### EXERCISE PROMPT
Return the records below verbatim, from their first line through the line containing "- connector-ring: [645, 756, 652, 763]", inclusive.

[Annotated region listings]
· · ·

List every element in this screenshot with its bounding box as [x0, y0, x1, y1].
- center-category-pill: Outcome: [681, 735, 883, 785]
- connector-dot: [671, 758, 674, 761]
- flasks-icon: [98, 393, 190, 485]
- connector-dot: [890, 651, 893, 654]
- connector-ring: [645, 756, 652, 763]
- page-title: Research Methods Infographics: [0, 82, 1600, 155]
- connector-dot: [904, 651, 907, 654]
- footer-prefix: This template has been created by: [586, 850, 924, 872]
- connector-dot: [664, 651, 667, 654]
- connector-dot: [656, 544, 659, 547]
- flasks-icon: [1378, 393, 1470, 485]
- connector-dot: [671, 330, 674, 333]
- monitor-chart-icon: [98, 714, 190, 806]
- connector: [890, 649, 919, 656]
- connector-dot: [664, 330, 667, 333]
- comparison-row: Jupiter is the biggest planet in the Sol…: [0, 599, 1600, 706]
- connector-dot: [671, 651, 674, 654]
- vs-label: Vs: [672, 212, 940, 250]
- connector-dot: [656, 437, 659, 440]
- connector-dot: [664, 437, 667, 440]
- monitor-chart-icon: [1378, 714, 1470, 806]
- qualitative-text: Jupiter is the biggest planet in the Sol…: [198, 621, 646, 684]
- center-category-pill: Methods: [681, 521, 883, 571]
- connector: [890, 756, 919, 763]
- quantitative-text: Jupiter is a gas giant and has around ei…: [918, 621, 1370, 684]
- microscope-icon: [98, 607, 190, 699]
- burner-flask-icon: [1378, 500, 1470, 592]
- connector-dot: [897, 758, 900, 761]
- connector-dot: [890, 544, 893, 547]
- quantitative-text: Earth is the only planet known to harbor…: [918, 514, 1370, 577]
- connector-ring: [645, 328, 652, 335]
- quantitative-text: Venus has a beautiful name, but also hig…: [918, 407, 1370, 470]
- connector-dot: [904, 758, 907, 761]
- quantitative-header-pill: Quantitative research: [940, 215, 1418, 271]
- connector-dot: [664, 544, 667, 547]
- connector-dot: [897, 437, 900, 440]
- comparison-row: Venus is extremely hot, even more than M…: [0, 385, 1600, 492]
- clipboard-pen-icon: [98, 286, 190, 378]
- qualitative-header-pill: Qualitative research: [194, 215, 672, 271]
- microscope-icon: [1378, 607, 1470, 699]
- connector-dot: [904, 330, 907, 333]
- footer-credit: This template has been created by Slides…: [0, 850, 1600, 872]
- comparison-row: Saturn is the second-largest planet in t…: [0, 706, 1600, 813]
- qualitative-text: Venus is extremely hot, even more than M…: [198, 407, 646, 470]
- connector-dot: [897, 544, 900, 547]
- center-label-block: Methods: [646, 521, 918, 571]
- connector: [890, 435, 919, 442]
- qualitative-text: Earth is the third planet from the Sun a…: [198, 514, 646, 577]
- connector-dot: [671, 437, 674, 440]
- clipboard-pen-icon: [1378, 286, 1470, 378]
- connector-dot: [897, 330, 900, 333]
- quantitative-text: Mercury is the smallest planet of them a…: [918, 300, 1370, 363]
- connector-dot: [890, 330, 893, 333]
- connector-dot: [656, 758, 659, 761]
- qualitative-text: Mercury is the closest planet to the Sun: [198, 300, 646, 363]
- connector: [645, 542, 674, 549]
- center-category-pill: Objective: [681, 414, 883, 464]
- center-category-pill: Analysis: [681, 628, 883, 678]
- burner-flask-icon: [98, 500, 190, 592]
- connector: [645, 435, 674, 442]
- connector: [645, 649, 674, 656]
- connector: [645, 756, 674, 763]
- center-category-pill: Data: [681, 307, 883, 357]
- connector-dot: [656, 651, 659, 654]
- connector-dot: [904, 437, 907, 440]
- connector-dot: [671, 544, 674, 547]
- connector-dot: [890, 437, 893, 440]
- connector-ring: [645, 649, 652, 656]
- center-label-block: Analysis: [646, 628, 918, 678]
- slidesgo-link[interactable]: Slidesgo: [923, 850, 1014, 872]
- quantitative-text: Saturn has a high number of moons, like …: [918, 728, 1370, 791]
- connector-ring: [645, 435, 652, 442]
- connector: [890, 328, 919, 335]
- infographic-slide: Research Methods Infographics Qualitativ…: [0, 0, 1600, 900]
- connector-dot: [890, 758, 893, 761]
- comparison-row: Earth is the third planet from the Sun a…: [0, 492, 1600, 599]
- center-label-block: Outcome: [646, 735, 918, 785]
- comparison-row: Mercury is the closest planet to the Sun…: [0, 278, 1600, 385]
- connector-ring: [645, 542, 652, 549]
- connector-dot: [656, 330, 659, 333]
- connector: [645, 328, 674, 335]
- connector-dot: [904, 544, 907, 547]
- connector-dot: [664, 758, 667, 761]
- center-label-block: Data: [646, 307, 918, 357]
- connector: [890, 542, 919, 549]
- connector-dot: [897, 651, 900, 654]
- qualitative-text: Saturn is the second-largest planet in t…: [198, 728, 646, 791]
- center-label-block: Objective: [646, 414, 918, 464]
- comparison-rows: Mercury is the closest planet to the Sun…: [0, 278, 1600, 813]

· · ·

### FINAL RESULT
List every element in this screenshot with its bounding box as [x0, y0, x1, y1].
- center-category-pill: Outcome: [681, 735, 883, 785]
- connector-dot: [671, 758, 674, 761]
- flasks-icon: [98, 393, 190, 485]
- connector-dot: [890, 651, 893, 654]
- connector-ring: [645, 756, 652, 763]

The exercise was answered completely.